[Requirements] Every line of the data must be copied exactly.
______
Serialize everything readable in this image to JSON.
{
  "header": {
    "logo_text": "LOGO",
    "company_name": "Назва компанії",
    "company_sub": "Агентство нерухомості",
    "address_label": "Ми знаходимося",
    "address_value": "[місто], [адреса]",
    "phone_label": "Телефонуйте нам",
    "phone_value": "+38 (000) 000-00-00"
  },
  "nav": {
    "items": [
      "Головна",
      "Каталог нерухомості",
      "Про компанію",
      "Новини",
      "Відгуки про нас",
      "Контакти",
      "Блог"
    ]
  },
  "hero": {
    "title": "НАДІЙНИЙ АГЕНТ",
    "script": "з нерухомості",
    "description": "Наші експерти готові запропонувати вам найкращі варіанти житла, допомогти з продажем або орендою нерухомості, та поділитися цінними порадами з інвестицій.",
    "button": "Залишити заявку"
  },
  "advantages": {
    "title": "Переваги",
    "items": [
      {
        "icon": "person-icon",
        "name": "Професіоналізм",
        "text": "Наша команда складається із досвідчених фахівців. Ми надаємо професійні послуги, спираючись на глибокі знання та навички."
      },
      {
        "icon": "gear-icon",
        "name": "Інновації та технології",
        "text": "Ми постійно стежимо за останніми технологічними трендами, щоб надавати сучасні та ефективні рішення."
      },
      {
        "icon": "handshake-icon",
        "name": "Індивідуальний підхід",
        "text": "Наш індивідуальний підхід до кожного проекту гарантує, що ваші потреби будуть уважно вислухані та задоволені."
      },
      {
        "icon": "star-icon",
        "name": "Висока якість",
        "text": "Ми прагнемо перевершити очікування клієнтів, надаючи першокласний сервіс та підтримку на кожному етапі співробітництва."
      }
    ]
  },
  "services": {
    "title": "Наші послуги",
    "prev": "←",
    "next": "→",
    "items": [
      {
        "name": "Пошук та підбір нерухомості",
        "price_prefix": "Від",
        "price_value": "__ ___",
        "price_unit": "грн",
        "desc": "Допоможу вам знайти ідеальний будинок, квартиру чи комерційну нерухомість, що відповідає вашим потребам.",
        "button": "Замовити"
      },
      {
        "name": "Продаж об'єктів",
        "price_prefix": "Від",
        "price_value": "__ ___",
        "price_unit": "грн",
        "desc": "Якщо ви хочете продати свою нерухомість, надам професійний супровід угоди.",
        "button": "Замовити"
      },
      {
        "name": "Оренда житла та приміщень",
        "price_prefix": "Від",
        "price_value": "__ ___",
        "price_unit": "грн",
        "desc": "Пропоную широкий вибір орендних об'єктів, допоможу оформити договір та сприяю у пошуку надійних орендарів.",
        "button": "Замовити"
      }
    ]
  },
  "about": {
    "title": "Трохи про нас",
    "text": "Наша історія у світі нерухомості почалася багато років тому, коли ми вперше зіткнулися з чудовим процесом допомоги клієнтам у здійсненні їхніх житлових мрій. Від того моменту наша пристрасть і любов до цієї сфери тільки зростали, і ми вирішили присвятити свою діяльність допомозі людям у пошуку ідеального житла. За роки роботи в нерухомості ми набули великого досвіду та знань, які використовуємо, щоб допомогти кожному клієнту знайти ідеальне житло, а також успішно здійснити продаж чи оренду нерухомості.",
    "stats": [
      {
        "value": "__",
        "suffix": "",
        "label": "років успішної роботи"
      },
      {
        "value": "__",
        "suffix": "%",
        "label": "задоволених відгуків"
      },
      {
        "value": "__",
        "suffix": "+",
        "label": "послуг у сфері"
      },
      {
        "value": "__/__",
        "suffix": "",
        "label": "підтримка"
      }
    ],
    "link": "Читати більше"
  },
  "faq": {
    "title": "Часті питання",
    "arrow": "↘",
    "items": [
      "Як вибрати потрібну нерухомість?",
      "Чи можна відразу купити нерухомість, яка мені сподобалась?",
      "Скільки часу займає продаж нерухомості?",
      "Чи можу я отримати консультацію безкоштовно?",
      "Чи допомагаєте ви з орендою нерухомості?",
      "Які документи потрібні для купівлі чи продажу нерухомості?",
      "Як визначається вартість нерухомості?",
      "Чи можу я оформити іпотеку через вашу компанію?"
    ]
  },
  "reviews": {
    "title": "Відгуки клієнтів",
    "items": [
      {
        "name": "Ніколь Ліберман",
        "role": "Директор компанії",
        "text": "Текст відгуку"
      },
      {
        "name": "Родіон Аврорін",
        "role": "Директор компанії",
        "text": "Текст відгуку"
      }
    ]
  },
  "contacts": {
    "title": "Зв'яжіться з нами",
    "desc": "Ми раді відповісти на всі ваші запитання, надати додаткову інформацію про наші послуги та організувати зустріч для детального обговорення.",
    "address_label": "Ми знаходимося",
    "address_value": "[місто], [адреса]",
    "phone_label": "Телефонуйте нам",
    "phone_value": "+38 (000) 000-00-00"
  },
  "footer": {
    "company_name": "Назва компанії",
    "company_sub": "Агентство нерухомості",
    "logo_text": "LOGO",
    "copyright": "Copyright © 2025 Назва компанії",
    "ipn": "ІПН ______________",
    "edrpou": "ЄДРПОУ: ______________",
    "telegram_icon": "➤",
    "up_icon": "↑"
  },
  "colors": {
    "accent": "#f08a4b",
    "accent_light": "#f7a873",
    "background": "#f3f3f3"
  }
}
______
[Worked answer]
Serialize everything readable in this image to JSON.
{
  "header": {
    "logo_text": "LOGO",
    "company_name": "Назва компанії",
    "company_sub": "Агентство нерухомості",
    "address_label": "Ми знаходимося",
    "address_value": "[місто], [адреса]",
    "phone_label": "Телефонуйте нам",
    "phone_value": "+38 (000) 000-00-00"
  },
  "nav": {
    "items": [
      "Головна",
      "Каталог нерухомості",
      "Про компанію",
      "Новини",
      "Відгуки про нас",
      "Контакти",
      "Блог"
    ]
  },
  "hero": {
    "title": "НАДІЙНИЙ АГЕНТ",
    "script": "з нерухомості",
    "description": "Наші експерти готові запропонувати вам найкращі варіанти житла, допомогти з продажем або орендою нерухомості, та поділитися цінними порадами з інвестицій.",
    "button": "Залишити заявку"
  },
  "advantages": {
    "title": "Переваги",
    "items": [
      {
        "icon": "person-icon",
        "name": "Професіоналізм",
        "text": "Наша команда складається із досвідчених фахівців. Ми надаємо професійні послуги, спираючись на глибокі знання та навички."
      },
      {
        "icon": "gear-icon",
        "name": "Інновації та технології",
        "text": "Ми постійно стежимо за останніми технологічними трендами, щоб надавати сучасні та ефективні рішення."
      },
      {
        "icon": "handshake-icon",
        "name": "Індивідуальний підхід",
        "text": "Наш індивідуальний підхід до кожного проекту гарантує, що ваші потреби будуть уважно вислухані та задоволені."
      },
      {
        "icon": "star-icon",
        "name": "Висока якість",
        "text": "Ми прагнемо перевершити очікування клієнтів, надаючи першокласний сервіс та підтримку на кожному етапі співробітництва."
      }
    ]
  },
  "services": {
    "title": "Наші послуги",
    "prev": "←",
    "next": "→",
    "items": [
      {
        "name": "Пошук та підбір нерухомості",
        "price_prefix": "Від",
        "price_value": "__ ___",
        "price_unit": "грн",
        "desc": "Допоможу вам знайти ідеальний будинок, квартиру чи комерційну нерухомість, що відповідає вашим потребам.",
        "button": "Замовити"
      },
      {
        "name": "Продаж об'єктів",
        "price_prefix": "Від",
        "price_value": "__ ___",
        "price_unit": "грн",
        "desc": "Якщо ви хочете продати свою нерухомість, надам професійний супровід угоди.",
        "button": "Замовити"
      },
      {
        "name": "Оренда житла та приміщень",
        "price_prefix": "Від",
        "price_value": "__ ___",
        "price_unit": "грн",
        "desc": "Пропоную широкий вибір орендних об'єктів, допоможу оформити договір та сприяю у пошуку надійних орендарів.",
        "button": "Замовити"
      }
    ]
  },
  "about": {
    "title": "Трохи про нас",
    "text": "Наша історія у світі нерухомості почалася багато років тому, коли ми вперше зіткнулися з чудовим процесом допомоги клієнтам у здійсненні їхніх житлових мрій. Від того моменту наша пристрасть і любов до цієї сфери тільки зростали, і ми вирішили присвятити свою діяльність допомозі людям у пошуку ідеального житла. За роки роботи в нерухомості ми набули великого досвіду та знань, які використовуємо, щоб допомогти кожному клієнту знайти ідеальне житло, а також успішно здійснити продаж чи оренду нерухомості.",
    "stats": [
      {
        "value": "__",
        "suffix": "",
        "label": "років успішної роботи"
      },
      {
        "value": "__",
        "suffix": "%",
        "label": "задоволених відгуків"
      },
      {
        "value": "__",
        "suffix": "+",
        "label": "послуг у сфері"
      },
      {
        "value": "__/__",
        "suffix": "",
        "label": "підтримка"
      }
    ],
    "link": "Читати більше"
  },
  "faq": {
    "title": "Часті питання",
    "arrow": "↘",
    "items": [
      "Як вибрати потрібну нерухомість?",
      "Чи можна відразу купити нерухомість, яка мені сподобалась?",
      "Скільки часу займає продаж нерухомості?",
      "Чи можу я отримати консультацію безкоштовно?",
      "Чи допомагаєте ви з орендою нерухомості?",
      "Які документи потрібні для купівлі чи продажу нерухомості?",
      "Як визначається вартість нерухомості?",
      "Чи можу я оформити іпотеку через вашу компанію?"
    ]
  },
  "reviews": {
    "title": "Відгуки клієнтів",
    "items": [
      {
        "name": "Ніколь Ліберман",
        "role": "Директор компанії",
        "text": "Текст відгуку"
      },
      {
        "name": "Родіон Аврорін",
        "role": "Директор компанії",
        "text": "Текст відгуку"
      }
    ]
  },
  "contacts": {
    "title": "Зв'яжіться з нами",
    "desc": "Ми раді відповісти на всі ваші запитання, надати додаткову інформацію про наші послуги та організувати зустріч для детального обговорення.",
    "address_label": "Ми знаходимося",
    "address_value": "[місто], [адреса]",
    "phone_label": "Телефонуйте нам",
    "phone_value": "+38 (000) 000-00-00"
  },
  "footer": {
    "company_name": "Назва компанії",
    "company_sub": "Агентство нерухомості",
    "logo_text": "LOGO",
    "copyright": "Copyright © 2025 Назва компанії",
    "ipn": "ІПН ______________",
    "edrpou": "ЄДРПОУ: ______________",
    "telegram_icon": "➤",
    "up_icon": "↑"
  },
  "colors": {
    "accent": "#f08a4b",
    "accent_light": "#f7a873",
    "background": "#f3f3f3"
  }
}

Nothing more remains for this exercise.